Short task: Pull out every line of the listing below where "USDJPY" appears.

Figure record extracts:
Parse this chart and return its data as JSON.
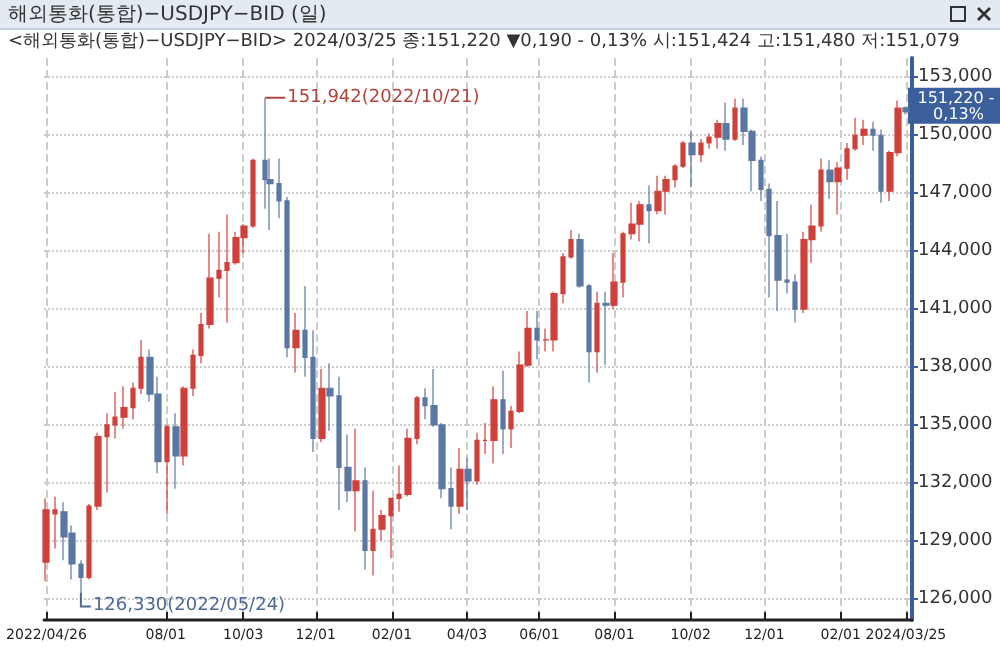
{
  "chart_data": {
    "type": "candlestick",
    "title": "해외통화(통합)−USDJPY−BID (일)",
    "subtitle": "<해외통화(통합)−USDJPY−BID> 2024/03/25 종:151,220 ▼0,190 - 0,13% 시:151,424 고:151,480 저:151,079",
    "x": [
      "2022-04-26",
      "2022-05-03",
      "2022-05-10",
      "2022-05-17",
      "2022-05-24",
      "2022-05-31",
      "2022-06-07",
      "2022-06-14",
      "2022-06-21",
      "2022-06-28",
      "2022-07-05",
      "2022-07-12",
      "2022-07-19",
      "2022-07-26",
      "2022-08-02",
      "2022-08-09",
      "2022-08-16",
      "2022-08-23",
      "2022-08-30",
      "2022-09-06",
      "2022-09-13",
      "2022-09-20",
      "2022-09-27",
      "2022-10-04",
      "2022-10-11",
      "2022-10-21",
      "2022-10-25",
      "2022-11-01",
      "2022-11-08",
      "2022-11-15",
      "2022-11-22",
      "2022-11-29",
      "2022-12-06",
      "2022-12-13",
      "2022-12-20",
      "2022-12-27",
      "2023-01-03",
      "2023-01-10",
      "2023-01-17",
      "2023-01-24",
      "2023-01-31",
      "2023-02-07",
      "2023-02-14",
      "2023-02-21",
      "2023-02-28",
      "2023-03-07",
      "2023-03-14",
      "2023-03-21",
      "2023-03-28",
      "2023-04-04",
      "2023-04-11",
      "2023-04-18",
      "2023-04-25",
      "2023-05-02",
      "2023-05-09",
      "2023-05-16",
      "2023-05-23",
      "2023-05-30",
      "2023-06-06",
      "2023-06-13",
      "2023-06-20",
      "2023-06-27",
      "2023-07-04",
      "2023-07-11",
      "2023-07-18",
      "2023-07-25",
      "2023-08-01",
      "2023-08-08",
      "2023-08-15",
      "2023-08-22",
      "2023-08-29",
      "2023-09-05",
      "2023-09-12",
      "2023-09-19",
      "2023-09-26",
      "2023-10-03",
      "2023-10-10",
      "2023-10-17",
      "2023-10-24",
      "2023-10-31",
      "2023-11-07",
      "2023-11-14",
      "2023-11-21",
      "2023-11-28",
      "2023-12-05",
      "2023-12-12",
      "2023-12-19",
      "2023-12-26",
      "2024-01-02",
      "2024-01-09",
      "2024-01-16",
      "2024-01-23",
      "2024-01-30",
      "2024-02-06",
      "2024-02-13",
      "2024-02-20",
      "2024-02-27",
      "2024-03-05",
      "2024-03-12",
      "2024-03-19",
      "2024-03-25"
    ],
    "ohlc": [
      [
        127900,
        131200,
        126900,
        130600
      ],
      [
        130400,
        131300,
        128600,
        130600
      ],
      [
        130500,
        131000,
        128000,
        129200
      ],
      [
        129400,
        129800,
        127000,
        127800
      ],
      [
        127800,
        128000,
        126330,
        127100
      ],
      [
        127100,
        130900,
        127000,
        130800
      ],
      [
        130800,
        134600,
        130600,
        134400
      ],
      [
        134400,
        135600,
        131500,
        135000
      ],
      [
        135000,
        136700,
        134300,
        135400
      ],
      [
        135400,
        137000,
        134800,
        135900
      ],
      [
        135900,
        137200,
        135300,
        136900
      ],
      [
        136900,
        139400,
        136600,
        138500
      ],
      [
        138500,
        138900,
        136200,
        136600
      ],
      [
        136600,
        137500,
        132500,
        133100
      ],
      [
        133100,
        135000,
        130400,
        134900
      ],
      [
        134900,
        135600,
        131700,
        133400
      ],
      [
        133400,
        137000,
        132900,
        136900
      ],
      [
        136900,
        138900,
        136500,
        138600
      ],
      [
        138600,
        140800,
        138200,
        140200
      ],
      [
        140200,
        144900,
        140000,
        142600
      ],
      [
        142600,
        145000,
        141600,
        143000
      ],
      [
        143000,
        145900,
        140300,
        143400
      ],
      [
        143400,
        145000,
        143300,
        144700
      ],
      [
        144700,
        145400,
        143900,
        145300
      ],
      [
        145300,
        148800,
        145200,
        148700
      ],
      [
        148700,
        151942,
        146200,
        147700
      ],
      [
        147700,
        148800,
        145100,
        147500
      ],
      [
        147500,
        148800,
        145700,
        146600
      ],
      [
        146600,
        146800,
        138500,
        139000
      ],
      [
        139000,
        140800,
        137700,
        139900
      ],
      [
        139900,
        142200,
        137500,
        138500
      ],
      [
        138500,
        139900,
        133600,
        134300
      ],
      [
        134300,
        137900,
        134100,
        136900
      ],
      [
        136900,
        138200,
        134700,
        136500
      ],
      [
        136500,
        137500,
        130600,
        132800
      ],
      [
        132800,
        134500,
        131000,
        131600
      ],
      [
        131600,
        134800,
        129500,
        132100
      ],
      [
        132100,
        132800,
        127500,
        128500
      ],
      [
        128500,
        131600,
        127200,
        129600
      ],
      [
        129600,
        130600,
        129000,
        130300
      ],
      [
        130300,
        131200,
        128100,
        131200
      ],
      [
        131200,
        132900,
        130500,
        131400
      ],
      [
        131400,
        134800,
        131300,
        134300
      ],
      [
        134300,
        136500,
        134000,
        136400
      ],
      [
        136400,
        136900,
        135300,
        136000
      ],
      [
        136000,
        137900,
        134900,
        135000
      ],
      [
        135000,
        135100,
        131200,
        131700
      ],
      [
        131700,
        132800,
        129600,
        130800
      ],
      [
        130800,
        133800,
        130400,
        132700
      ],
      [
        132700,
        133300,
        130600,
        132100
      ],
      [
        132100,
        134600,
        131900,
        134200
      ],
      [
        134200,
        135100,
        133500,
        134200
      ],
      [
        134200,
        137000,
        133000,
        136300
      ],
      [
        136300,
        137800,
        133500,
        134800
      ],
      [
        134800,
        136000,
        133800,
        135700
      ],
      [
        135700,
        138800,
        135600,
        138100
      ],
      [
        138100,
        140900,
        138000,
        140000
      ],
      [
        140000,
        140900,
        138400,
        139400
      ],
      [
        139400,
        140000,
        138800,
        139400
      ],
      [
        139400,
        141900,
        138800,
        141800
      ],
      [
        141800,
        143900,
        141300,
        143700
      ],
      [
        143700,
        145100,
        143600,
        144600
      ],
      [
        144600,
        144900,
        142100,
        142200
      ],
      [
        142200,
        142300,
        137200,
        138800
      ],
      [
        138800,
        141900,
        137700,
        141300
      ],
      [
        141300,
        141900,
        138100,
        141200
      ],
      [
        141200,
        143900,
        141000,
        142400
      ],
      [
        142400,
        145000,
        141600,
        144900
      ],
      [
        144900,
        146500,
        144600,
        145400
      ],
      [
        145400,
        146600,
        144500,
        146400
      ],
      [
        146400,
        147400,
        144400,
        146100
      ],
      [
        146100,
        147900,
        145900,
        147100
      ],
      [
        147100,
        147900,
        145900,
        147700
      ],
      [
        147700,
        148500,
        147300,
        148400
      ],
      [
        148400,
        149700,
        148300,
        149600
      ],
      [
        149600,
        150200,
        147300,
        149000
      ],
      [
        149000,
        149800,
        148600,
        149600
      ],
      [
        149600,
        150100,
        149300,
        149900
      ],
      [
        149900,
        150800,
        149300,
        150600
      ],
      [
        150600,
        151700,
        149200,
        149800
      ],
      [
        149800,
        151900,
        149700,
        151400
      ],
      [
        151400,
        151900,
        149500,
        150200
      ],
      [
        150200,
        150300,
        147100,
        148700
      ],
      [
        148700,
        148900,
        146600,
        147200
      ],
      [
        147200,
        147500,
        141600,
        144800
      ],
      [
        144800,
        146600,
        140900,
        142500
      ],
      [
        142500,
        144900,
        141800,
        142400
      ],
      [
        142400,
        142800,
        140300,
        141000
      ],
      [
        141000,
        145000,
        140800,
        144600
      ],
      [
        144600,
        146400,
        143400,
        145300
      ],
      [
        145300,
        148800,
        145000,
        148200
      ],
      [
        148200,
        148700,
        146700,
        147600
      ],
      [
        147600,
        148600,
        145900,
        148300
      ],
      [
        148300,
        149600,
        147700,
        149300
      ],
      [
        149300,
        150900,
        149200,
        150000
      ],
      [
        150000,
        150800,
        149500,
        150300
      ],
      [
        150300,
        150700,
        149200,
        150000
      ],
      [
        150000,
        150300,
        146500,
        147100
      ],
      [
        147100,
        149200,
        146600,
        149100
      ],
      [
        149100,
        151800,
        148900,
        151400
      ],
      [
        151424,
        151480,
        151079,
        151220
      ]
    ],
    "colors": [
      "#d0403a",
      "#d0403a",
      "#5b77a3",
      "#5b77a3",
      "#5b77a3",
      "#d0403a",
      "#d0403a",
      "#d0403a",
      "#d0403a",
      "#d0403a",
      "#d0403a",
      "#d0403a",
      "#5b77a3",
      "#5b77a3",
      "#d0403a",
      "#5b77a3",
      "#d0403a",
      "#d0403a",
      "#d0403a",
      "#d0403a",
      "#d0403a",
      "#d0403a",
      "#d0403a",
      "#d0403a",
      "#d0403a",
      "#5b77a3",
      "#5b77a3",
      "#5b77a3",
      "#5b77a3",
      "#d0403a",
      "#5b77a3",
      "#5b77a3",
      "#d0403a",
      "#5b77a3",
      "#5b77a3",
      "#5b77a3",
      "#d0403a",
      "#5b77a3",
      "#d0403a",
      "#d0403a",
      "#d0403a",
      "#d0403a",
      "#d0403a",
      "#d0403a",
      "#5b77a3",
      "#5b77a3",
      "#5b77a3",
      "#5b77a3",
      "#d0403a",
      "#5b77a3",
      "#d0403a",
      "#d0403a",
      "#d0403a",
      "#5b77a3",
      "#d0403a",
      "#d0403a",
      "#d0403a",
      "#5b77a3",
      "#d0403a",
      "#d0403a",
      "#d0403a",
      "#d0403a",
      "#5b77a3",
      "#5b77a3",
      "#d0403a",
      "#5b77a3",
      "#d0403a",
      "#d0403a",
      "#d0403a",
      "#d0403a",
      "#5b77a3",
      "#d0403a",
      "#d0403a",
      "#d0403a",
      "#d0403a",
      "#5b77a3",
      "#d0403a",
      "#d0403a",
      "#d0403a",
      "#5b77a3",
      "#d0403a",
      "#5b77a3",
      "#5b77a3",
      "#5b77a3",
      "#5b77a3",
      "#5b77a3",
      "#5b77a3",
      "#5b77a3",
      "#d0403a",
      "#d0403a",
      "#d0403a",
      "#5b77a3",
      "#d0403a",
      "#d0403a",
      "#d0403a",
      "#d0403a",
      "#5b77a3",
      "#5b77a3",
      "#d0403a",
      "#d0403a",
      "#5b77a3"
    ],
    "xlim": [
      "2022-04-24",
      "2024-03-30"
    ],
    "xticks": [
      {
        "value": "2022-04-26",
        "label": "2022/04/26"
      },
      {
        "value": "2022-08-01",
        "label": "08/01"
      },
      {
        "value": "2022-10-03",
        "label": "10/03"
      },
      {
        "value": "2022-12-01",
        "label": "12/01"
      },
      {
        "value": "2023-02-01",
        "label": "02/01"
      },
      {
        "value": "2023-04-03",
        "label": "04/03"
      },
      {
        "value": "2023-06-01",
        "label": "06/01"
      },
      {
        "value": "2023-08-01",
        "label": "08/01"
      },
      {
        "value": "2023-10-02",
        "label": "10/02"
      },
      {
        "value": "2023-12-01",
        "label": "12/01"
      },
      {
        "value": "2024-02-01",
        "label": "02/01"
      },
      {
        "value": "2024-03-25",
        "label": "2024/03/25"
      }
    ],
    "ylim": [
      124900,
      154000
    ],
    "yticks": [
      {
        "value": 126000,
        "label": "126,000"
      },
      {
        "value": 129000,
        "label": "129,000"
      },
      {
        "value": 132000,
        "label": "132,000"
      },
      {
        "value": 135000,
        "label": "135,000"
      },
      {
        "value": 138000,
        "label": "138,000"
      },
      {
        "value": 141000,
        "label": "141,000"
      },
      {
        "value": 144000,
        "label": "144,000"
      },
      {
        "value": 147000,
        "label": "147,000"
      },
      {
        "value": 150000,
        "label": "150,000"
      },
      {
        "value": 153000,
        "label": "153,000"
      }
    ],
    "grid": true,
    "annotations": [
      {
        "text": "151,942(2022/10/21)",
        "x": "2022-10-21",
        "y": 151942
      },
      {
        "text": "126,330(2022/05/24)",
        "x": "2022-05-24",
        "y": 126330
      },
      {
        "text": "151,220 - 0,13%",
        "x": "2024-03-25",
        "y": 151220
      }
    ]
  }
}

Task solution:
    "title": "해외통화(통합)−USDJPY−BID (일)",
    "subtitle": "<해외통화(통합)−USDJPY−BID> 2024/03/25 종:151,220 ▼0,190 - 0,13% 시:151,424 고:151,480 저:151,079",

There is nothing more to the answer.